Source data:
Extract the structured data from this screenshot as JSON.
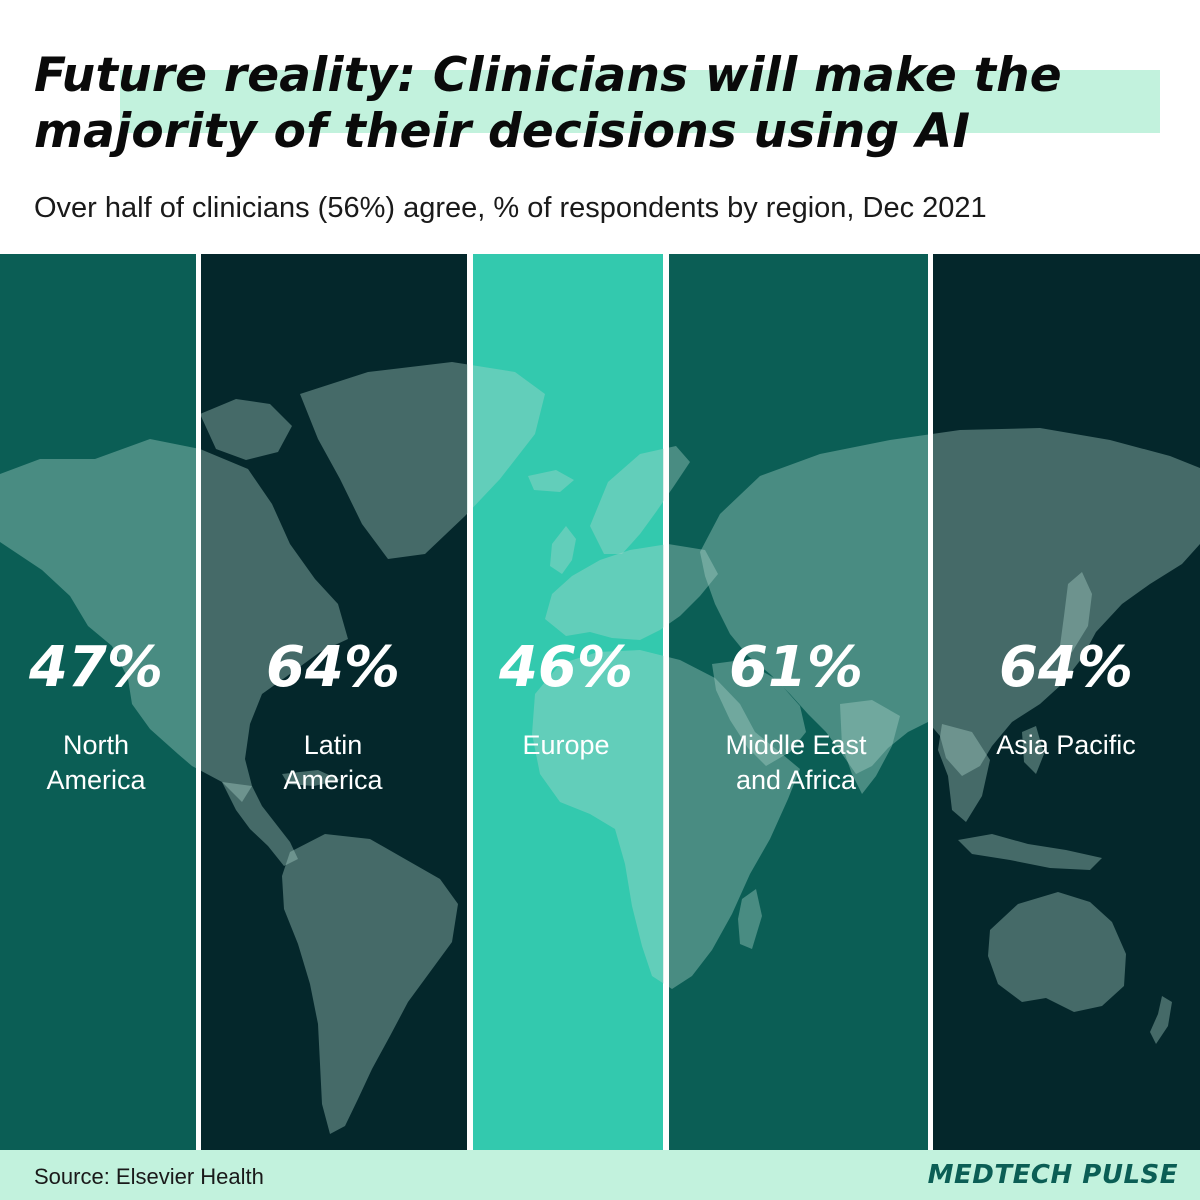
{
  "title": {
    "line1": "Future reality: Clinicians will make the",
    "line2": "majority of their decisions using AI"
  },
  "subtitle": "Over half of clinicians (56%) agree, % of respondents by region, Dec 2021",
  "colors": {
    "highlight": "#c2f2dd",
    "teal_dark": "#0b5e55",
    "navy": "#04272b",
    "teal_light": "#33c9ae",
    "land": "rgba(175,215,205,0.38)",
    "text": "#ffffff"
  },
  "chart_data": {
    "type": "bar",
    "categories": [
      "North America",
      "Latin America",
      "Europe",
      "Middle East and Africa",
      "Asia Pacific"
    ],
    "category_lines": [
      [
        "North",
        "America"
      ],
      [
        "Latin",
        "America"
      ],
      [
        "Europe"
      ],
      [
        "Middle East",
        "and Africa"
      ],
      [
        "Asia Pacific"
      ]
    ],
    "values": [
      47,
      64,
      46,
      61,
      64
    ],
    "value_labels": [
      "47%",
      "64%",
      "46%",
      "61%",
      "64%"
    ],
    "unit": "%",
    "title": "Future reality: Clinicians will make the majority of their decisions using AI",
    "subtitle": "Over half of clinicians (56%) agree, % of respondents by region, Dec 2021",
    "background": "world map",
    "grid": false,
    "legend": "none"
  },
  "footer": {
    "source": "Source: Elsevier Health",
    "brand": "MEDTECH PULSE"
  }
}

• WHAT THE TASK ASKS:
Omit the pictures, then output the rest of the listing exactly.

• OUTPUT OF THE TASK:
Extract the structured data from this screenshot as JSON.
{
  "title": {
    "line1": "Future reality: Clinicians will make the",
    "line2": "majority of their decisions using AI"
  },
  "subtitle": "Over half of clinicians (56%) agree, % of respondents by region, Dec 2021",
  "colors": {
    "highlight": "#c2f2dd",
    "teal_dark": "#0b5e55",
    "navy": "#04272b",
    "teal_light": "#33c9ae",
    "land": "rgba(175,215,205,0.38)",
    "text": "#ffffff"
  },
  "chart_data": {
    "type": "bar",
    "categories": [
      "North America",
      "Latin America",
      "Europe",
      "Middle East and Africa",
      "Asia Pacific"
    ],
    "category_lines": [
      [
        "North",
        "America"
      ],
      [
        "Latin",
        "America"
      ],
      [
        "Europe"
      ],
      [
        "Middle East",
        "and Africa"
      ],
      [
        "Asia Pacific"
      ]
    ],
    "values": [
      47,
      64,
      46,
      61,
      64
    ],
    "value_labels": [
      "47%",
      "64%",
      "46%",
      "61%",
      "64%"
    ],
    "unit": "%",
    "title": "Future reality: Clinicians will make the majority of their decisions using AI",
    "subtitle": "Over half of clinicians (56%) agree, % of respondents by region, Dec 2021",
    "background": "world map",
    "grid": false,
    "legend": "none"
  },
  "footer": {
    "source": "Source: Elsevier Health",
    "brand": "MEDTECH PULSE"
  }
}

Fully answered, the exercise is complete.